START Dataset
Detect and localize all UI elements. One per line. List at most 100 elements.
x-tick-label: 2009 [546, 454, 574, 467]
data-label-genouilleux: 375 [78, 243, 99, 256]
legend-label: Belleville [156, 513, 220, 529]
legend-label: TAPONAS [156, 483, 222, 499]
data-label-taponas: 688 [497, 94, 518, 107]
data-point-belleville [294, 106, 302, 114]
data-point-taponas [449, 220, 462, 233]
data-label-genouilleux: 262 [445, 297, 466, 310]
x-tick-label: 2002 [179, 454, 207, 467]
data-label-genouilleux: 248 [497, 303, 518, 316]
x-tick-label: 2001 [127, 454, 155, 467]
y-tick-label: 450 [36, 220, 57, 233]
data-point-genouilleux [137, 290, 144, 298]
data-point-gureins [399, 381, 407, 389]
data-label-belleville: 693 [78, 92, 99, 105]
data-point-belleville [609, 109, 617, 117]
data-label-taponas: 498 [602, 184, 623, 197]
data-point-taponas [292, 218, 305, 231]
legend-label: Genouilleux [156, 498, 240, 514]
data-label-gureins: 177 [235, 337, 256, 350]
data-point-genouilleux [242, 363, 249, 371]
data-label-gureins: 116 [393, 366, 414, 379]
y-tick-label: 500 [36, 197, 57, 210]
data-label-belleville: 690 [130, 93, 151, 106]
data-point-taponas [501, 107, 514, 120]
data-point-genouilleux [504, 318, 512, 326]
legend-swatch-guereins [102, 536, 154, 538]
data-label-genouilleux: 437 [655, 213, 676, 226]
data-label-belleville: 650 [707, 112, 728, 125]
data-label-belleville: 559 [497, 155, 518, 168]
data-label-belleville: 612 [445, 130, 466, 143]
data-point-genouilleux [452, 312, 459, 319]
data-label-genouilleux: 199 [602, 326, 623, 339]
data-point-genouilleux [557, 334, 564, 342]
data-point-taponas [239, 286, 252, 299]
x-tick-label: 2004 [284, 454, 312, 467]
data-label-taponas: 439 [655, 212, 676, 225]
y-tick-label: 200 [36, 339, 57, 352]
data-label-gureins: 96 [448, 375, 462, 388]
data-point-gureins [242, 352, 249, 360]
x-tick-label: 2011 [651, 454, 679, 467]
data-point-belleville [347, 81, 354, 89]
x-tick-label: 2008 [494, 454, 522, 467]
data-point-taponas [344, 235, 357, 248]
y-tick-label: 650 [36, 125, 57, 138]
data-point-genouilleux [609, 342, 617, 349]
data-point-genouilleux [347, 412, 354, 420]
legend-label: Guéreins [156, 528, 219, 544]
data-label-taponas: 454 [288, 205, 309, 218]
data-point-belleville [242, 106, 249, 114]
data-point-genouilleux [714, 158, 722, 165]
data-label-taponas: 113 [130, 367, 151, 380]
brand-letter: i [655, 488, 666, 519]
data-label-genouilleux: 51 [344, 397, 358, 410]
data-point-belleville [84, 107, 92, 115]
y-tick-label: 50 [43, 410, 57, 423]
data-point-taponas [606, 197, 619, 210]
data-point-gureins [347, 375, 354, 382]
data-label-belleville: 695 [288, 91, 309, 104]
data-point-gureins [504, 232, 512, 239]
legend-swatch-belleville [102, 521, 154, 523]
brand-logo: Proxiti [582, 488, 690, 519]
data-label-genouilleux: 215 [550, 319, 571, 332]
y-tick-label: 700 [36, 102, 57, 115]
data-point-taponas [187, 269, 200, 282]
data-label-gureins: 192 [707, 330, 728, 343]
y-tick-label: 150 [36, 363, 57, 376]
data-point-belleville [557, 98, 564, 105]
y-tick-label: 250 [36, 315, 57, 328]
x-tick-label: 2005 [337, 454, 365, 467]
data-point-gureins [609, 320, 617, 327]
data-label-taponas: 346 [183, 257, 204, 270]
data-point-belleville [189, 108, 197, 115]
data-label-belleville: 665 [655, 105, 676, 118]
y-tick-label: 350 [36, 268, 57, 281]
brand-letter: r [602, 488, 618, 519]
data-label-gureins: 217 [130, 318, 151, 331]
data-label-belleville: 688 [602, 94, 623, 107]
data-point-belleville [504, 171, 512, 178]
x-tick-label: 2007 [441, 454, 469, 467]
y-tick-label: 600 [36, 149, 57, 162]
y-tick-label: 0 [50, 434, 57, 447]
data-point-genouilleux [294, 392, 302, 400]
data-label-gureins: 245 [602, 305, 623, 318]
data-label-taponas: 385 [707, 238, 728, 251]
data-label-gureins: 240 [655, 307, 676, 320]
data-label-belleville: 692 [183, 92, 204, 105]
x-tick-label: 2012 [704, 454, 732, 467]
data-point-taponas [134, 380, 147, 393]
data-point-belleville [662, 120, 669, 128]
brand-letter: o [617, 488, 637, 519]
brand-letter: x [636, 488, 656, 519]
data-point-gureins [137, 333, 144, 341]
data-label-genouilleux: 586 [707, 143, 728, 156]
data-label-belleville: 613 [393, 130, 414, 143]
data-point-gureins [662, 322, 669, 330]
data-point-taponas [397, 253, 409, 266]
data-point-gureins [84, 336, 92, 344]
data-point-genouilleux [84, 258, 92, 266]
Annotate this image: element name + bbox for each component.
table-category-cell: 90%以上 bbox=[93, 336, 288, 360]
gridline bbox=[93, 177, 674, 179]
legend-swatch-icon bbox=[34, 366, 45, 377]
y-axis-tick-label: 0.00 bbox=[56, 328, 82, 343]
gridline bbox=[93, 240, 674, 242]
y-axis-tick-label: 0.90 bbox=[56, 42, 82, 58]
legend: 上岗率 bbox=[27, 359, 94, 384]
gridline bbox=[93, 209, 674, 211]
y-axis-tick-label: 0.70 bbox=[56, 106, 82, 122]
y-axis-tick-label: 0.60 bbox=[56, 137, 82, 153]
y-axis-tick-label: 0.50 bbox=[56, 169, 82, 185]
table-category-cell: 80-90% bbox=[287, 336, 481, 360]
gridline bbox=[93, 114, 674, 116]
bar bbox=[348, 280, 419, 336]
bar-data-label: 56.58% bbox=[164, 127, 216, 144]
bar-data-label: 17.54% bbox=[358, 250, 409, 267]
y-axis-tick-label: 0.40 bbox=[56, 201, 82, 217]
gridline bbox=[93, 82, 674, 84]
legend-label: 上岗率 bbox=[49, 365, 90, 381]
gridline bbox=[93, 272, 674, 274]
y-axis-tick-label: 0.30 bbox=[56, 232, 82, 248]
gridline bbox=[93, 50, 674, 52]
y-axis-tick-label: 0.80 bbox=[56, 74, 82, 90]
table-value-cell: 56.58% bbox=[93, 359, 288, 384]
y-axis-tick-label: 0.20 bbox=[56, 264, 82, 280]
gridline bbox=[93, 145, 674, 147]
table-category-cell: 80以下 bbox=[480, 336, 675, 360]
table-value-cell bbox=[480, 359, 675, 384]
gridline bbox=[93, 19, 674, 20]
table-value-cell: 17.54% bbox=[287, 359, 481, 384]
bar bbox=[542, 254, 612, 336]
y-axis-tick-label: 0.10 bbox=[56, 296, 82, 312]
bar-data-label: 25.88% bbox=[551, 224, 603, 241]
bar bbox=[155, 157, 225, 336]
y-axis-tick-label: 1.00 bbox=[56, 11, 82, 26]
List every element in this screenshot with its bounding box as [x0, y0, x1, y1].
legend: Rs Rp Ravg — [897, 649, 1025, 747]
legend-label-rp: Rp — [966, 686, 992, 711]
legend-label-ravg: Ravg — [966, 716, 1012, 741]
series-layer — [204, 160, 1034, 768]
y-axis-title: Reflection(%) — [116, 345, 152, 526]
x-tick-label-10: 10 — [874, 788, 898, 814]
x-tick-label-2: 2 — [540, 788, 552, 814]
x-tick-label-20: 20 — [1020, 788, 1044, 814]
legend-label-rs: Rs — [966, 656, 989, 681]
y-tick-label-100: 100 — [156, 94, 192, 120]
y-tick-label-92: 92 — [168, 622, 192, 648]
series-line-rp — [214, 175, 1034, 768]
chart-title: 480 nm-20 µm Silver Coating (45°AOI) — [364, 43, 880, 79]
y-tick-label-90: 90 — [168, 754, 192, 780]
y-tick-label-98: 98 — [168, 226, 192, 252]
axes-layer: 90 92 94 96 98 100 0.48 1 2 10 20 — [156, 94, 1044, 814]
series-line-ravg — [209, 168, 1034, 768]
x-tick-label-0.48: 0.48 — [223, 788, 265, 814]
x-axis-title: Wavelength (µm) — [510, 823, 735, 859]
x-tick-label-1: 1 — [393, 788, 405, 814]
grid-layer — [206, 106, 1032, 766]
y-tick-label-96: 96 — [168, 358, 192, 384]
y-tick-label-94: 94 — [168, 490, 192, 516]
END Dataset
**Goal of the exercise:** Please pull out each line of the records above that contains the string "title".

**Task response:**
y-axis-title: Reflection(%) — [116, 345, 152, 526]
chart-title: 480 nm-20 µm Silver Coating (45°AOI) — [364, 43, 880, 79]
x-axis-title: Wavelength (µm) — [510, 823, 735, 859]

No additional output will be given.